Exercise description -
Output every entry exactly as written, skipping any pictures.

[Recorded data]

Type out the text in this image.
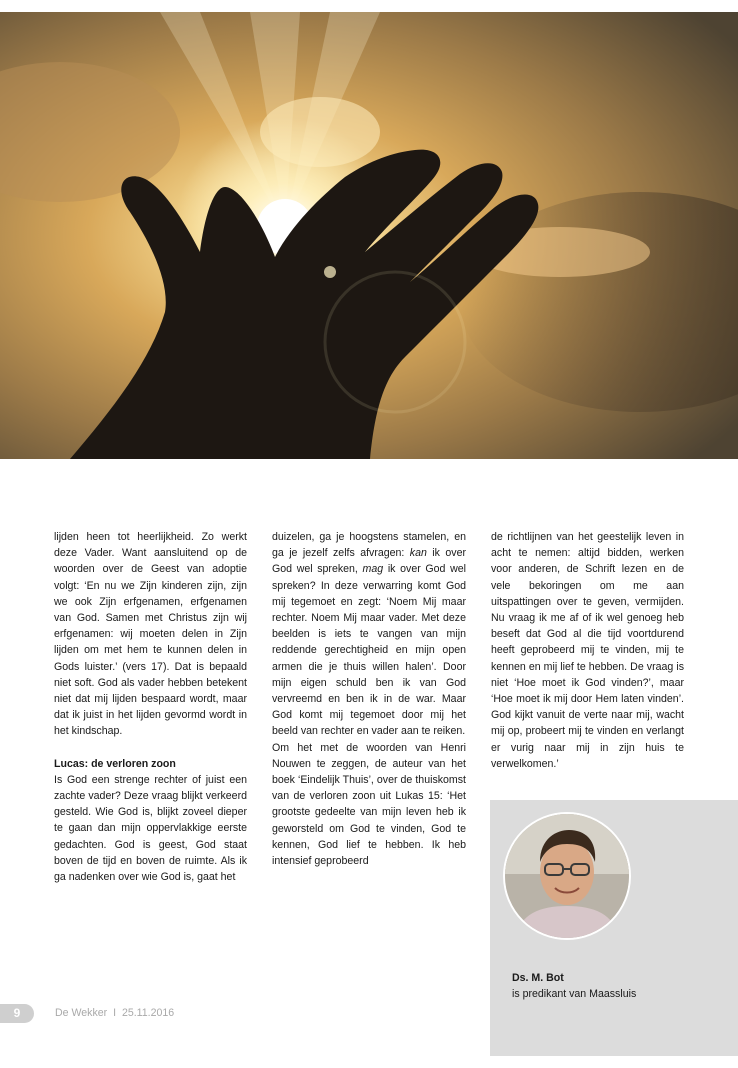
lijden heen tot heerlijkheid. Zo werkt deze Vader. Want aansluitend op de woorden over de Geest van adoptie volgt: ‘En nu we Zijn kinderen zijn, zijn we ook Zijn erfgenamen, erfgenamen van God. Samen met Christus zijn wij erfgenamen: wij moeten delen in Zijn lijden om met hem te kunnen delen in Gods luister.’ (vers 17). Dat is bepaald niet soft. God als vader hebben betekent niet dat mij lijden bespaard wordt, maar dat ik juist in het lijden gevormd wordt in het kindschap.

Lucas: de verloren zoon

Is God een strenge rechter of juist een zachte vader? Deze vraag blijkt verkeerd gesteld. Wie God is, blijkt zoveel dieper te gaan dan mijn oppervlakkige eerste gedachten. God is geest, God staat boven de tijd en boven de ruimte. Als ik ga nadenken over wie God is, gaat het

duizelen, ga je hoogstens stamelen, en ga je jezelf zelfs afvragen: kan ik over God wel spreken, mag ik over God wel spreken? In deze verwarring komt God mij tegemoet en zegt: ‘Noem Mij maar rechter. Noem Mij maar vader. Met deze beelden is iets te vangen van mijn reddende gerechtigheid en mijn open armen die je thuis willen halen’. Door mijn eigen schuld ben ik van God vervreemd en ben ik in de war. Maar God komt mij tegemoet door mij het beeld van rechter en vader aan te reiken.

Om het met de woorden van Henri Nouwen te zeggen, de auteur van het boek ‘Eindelijk Thuis’, over de thuiskomst van de verloren zoon uit Lukas 15: ‘Het grootste gedeelte van mijn leven heb ik geworsteld om God te vinden, God te kennen, God lief te hebben. Ik heb intensief geprobeerd

de richtlijnen van het geestelijk leven in acht te nemen: altijd bidden, werken voor anderen, de Schrift lezen en de vele bekoringen om me aan uitspattingen over te geven, vermijden. Nu vraag ik me af of ik wel genoeg heb beseft dat God al die tijd voortdurend heeft geprobeerd mij te vinden, mij te kennen en mij lief te hebben. De vraag is niet ‘Hoe moet ik God vinden?’, maar ‘Hoe moet ik mij door Hem laten vinden’. God kijkt vanuit de verte naar mij, wacht mij op, probeert mij te vinden en verlangt er vurig naar mij in zijn huis te verwelkomen.’

Ds. M. Bot
is predikant van Maassluis
9	De Wekker I 25.11.2016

The completed task -
Type out the text in this image.
lijden heen tot heerlijkheid. Zo werkt deze Vader. Want aansluitend op de woorden over de Geest van adoptie volgt: ‘En nu we Zijn kinderen zijn, zijn we ook Zijn erfgenamen, erfgenamen van God. Samen met Christus zijn wij erfgenamen: wij moeten delen in Zijn lijden om met hem te kunnen delen in Gods luister.’ (vers 17). Dat is bepaald niet soft. God als vader hebben betekent niet dat mij lijden bespaard wordt, maar dat ik juist in het lijden gevormd wordt in het kindschap.

Lucas: de verloren zoon

Is God een strenge rechter of juist een zachte vader? Deze vraag blijkt verkeerd gesteld. Wie God is, blijkt zoveel dieper te gaan dan mijn oppervlakkige eerste gedachten. God is geest, God staat boven de tijd en boven de ruimte. Als ik ga nadenken over wie God is, gaat het

duizelen, ga je hoogstens stamelen, en ga je jezelf zelfs afvragen: kan ik over God wel spreken, mag ik over God wel spreken? In deze verwarring komt God mij tegemoet en zegt: ‘Noem Mij maar rechter. Noem Mij maar vader. Met deze beelden is iets te vangen van mijn reddende gerechtigheid en mijn open armen die je thuis willen halen’. Door mijn eigen schuld ben ik van God vervreemd en ben ik in de war. Maar God komt mij tegemoet door mij het beeld van rechter en vader aan te reiken.

Om het met de woorden van Henri Nouwen te zeggen, de auteur van het boek ‘Eindelijk Thuis’, over de thuiskomst van de verloren zoon uit Lukas 15: ‘Het grootste gedeelte van mijn leven heb ik geworsteld om God te vinden, God te kennen, God lief te hebben. Ik heb intensief geprobeerd

de richtlijnen van het geestelijk leven in acht te nemen: altijd bidden, werken voor anderen, de Schrift lezen en de vele bekoringen om me aan uitspattingen over te geven, vermijden. Nu vraag ik me af of ik wel genoeg heb beseft dat God al die tijd voortdurend heeft geprobeerd mij te vinden, mij te kennen en mij lief te hebben. De vraag is niet ‘Hoe moet ik God vinden?’, maar ‘Hoe moet ik mij door Hem laten vinden’. God kijkt vanuit de verte naar mij, wacht mij op, probeert mij te vinden en verlangt er vurig naar mij in zijn huis te verwelkomen.’

Ds. M. Bot
is predikant van Maassluis
9	De Wekker I 25.11.2016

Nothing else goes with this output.